- Aim
Reproduce all of the material exactly as shown.

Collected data
>>>>

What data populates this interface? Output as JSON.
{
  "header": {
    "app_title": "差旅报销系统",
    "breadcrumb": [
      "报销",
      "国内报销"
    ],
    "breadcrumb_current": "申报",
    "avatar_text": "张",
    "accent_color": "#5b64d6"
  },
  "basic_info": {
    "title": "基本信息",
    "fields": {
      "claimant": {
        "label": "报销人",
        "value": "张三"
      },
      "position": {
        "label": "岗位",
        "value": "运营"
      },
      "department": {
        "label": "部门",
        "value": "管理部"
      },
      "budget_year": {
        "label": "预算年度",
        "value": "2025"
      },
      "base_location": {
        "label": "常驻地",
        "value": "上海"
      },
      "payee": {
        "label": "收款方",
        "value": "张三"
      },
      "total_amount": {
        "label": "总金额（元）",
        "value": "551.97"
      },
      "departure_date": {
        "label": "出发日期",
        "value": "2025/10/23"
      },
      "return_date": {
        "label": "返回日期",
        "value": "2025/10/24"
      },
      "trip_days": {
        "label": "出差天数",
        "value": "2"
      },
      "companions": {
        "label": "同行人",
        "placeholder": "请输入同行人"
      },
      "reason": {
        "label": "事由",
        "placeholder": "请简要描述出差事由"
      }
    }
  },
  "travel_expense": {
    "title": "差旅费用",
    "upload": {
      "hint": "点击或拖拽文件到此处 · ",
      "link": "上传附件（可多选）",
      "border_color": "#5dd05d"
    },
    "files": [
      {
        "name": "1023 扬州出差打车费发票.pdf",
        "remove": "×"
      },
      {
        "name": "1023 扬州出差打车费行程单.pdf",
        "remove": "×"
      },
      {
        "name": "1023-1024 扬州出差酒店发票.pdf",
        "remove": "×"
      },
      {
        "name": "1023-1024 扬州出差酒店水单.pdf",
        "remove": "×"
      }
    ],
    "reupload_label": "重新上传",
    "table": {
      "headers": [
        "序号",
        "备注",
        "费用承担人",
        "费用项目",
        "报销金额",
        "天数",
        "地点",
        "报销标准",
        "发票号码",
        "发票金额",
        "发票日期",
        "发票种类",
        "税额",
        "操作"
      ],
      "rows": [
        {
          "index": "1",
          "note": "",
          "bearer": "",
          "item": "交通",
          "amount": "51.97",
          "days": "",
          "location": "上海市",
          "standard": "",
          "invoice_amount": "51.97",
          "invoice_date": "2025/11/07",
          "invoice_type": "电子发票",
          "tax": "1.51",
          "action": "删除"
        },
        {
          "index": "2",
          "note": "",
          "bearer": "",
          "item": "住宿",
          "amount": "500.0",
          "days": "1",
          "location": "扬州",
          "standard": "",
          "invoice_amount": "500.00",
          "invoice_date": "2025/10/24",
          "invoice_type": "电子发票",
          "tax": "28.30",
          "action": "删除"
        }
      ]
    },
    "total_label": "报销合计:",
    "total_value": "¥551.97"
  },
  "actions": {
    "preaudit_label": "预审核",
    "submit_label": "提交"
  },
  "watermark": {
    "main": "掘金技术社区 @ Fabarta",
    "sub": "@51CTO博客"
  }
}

<<<<

- Exercise output
What data populates this interface? Output as JSON.
{
  "header": {
    "app_title": "差旅报销系统",
    "breadcrumb": [
      "报销",
      "国内报销"
    ],
    "breadcrumb_current": "申报",
    "avatar_text": "张",
    "accent_color": "#5b64d6"
  },
  "basic_info": {
    "title": "基本信息",
    "fields": {
      "claimant": {
        "label": "报销人",
        "value": "张三"
      },
      "position": {
        "label": "岗位",
        "value": "运营"
      },
      "department": {
        "label": "部门",
        "value": "管理部"
      },
      "budget_year": {
        "label": "预算年度",
        "value": "2025"
      },
      "base_location": {
        "label": "常驻地",
        "value": "上海"
      },
      "payee": {
        "label": "收款方",
        "value": "张三"
      },
      "total_amount": {
        "label": "总金额（元）",
        "value": "551.97"
      },
      "departure_date": {
        "label": "出发日期",
        "value": "2025/10/23"
      },
      "return_date": {
        "label": "返回日期",
        "value": "2025/10/24"
      },
      "trip_days": {
        "label": "出差天数",
        "value": "2"
      },
      "companions": {
        "label": "同行人",
        "placeholder": "请输入同行人"
      },
      "reason": {
        "label": "事由",
        "placeholder": "请简要描述出差事由"
      }
    }
  },
  "travel_expense": {
    "title": "差旅费用",
    "upload": {
      "hint": "点击或拖拽文件到此处 · ",
      "link": "上传附件（可多选）",
      "border_color": "#5dd05d"
    },
    "files": [
      {
        "name": "1023 扬州出差打车费发票.pdf",
        "remove": "×"
      },
      {
        "name": "1023 扬州出差打车费行程单.pdf",
        "remove": "×"
      },
      {
        "name": "1023-1024 扬州出差酒店发票.pdf",
        "remove": "×"
      },
      {
        "name": "1023-1024 扬州出差酒店水单.pdf",
        "remove": "×"
      }
    ],
    "reupload_label": "重新上传",
    "table": {
      "headers": [
        "序号",
        "备注",
        "费用承担人",
        "费用项目",
        "报销金额",
        "天数",
        "地点",
        "报销标准",
        "发票号码",
        "发票金额",
        "发票日期",
        "发票种类",
        "税额",
        "操作"
      ],
      "rows": [
        {
          "index": "1",
          "note": "",
          "bearer": "",
          "item": "交通",
          "amount": "51.97",
          "days": "",
          "location": "上海市",
          "standard": "",
          "invoice_amount": "51.97",
          "invoice_date": "2025/11/07",
          "invoice_type": "电子发票",
          "tax": "1.51",
          "action": "删除"
        },
        {
          "index": "2",
          "note": "",
          "bearer": "",
          "item": "住宿",
          "amount": "500.0",
          "days": "1",
          "location": "扬州",
          "standard": "",
          "invoice_amount": "500.00",
          "invoice_date": "2025/10/24",
          "invoice_type": "电子发票",
          "tax": "28.30",
          "action": "删除"
        }
      ]
    },
    "total_label": "报销合计:",
    "total_value": "¥551.97"
  },
  "actions": {
    "preaudit_label": "预审核",
    "submit_label": "提交"
  },
  "watermark": {
    "main": "掘金技术社区 @ Fabarta",
    "sub": "@51CTO博客"
  }
}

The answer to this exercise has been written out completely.